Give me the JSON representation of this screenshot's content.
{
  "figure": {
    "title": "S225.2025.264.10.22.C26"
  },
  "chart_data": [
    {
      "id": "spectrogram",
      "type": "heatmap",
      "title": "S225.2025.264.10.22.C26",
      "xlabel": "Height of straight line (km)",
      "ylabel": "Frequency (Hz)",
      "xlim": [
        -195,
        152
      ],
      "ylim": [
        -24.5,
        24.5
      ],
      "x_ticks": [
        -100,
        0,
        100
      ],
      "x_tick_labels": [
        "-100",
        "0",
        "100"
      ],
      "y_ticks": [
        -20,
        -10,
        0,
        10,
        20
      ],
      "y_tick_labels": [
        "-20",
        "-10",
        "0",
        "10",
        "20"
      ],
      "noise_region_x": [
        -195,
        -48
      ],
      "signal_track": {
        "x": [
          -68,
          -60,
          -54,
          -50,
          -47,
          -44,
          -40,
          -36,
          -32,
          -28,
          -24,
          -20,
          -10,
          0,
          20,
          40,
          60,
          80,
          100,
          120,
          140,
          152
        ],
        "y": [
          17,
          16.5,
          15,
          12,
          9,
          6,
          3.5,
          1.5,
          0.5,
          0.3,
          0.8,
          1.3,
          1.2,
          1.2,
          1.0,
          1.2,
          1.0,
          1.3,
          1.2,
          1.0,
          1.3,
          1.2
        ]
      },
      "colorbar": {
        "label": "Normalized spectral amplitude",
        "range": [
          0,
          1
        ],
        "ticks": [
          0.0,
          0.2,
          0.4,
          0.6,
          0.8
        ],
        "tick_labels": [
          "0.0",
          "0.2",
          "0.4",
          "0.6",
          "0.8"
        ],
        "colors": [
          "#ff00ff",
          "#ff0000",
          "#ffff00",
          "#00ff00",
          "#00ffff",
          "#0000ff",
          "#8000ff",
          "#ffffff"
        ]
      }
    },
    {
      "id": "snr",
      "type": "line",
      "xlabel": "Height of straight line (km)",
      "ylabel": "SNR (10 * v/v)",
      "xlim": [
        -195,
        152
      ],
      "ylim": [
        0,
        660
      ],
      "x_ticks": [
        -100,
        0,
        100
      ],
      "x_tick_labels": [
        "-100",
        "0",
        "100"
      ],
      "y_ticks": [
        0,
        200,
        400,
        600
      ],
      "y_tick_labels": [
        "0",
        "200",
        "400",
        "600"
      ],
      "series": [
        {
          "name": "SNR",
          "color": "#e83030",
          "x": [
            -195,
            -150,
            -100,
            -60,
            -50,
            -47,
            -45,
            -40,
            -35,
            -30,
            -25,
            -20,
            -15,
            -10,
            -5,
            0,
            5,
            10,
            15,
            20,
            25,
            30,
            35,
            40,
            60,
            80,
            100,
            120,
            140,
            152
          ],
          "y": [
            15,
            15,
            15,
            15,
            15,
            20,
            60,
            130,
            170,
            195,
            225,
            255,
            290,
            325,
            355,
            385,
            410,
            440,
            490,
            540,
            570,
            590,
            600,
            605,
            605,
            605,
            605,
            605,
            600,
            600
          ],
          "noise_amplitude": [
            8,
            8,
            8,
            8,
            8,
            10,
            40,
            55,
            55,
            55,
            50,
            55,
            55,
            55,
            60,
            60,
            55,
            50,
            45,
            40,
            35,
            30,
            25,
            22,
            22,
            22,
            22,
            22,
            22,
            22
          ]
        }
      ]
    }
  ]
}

- Task statement
Each line of the material should be echoed exactly.

- Result for this exercise
Give me the JSON representation of this screenshot's content.
{
  "figure": {
    "title": "S225.2025.264.10.22.C26"
  },
  "chart_data": [
    {
      "id": "spectrogram",
      "type": "heatmap",
      "title": "S225.2025.264.10.22.C26",
      "xlabel": "Height of straight line (km)",
      "ylabel": "Frequency (Hz)",
      "xlim": [
        -195,
        152
      ],
      "ylim": [
        -24.5,
        24.5
      ],
      "x_ticks": [
        -100,
        0,
        100
      ],
      "x_tick_labels": [
        "-100",
        "0",
        "100"
      ],
      "y_ticks": [
        -20,
        -10,
        0,
        10,
        20
      ],
      "y_tick_labels": [
        "-20",
        "-10",
        "0",
        "10",
        "20"
      ],
      "noise_region_x": [
        -195,
        -48
      ],
      "signal_track": {
        "x": [
          -68,
          -60,
          -54,
          -50,
          -47,
          -44,
          -40,
          -36,
          -32,
          -28,
          -24,
          -20,
          -10,
          0,
          20,
          40,
          60,
          80,
          100,
          120,
          140,
          152
        ],
        "y": [
          17,
          16.5,
          15,
          12,
          9,
          6,
          3.5,
          1.5,
          0.5,
          0.3,
          0.8,
          1.3,
          1.2,
          1.2,
          1.0,
          1.2,
          1.0,
          1.3,
          1.2,
          1.0,
          1.3,
          1.2
        ]
      },
      "colorbar": {
        "label": "Normalized spectral amplitude",
        "range": [
          0,
          1
        ],
        "ticks": [
          0.0,
          0.2,
          0.4,
          0.6,
          0.8
        ],
        "tick_labels": [
          "0.0",
          "0.2",
          "0.4",
          "0.6",
          "0.8"
        ],
        "colors": [
          "#ff00ff",
          "#ff0000",
          "#ffff00",
          "#00ff00",
          "#00ffff",
          "#0000ff",
          "#8000ff",
          "#ffffff"
        ]
      }
    },
    {
      "id": "snr",
      "type": "line",
      "xlabel": "Height of straight line (km)",
      "ylabel": "SNR (10 * v/v)",
      "xlim": [
        -195,
        152
      ],
      "ylim": [
        0,
        660
      ],
      "x_ticks": [
        -100,
        0,
        100
      ],
      "x_tick_labels": [
        "-100",
        "0",
        "100"
      ],
      "y_ticks": [
        0,
        200,
        400,
        600
      ],
      "y_tick_labels": [
        "0",
        "200",
        "400",
        "600"
      ],
      "series": [
        {
          "name": "SNR",
          "color": "#e83030",
          "x": [
            -195,
            -150,
            -100,
            -60,
            -50,
            -47,
            -45,
            -40,
            -35,
            -30,
            -25,
            -20,
            -15,
            -10,
            -5,
            0,
            5,
            10,
            15,
            20,
            25,
            30,
            35,
            40,
            60,
            80,
            100,
            120,
            140,
            152
          ],
          "y": [
            15,
            15,
            15,
            15,
            15,
            20,
            60,
            130,
            170,
            195,
            225,
            255,
            290,
            325,
            355,
            385,
            410,
            440,
            490,
            540,
            570,
            590,
            600,
            605,
            605,
            605,
            605,
            605,
            600,
            600
          ],
          "noise_amplitude": [
            8,
            8,
            8,
            8,
            8,
            10,
            40,
            55,
            55,
            55,
            50,
            55,
            55,
            55,
            60,
            60,
            55,
            50,
            45,
            40,
            35,
            30,
            25,
            22,
            22,
            22,
            22,
            22,
            22,
            22
          ]
        }
      ]
    }
  ]
}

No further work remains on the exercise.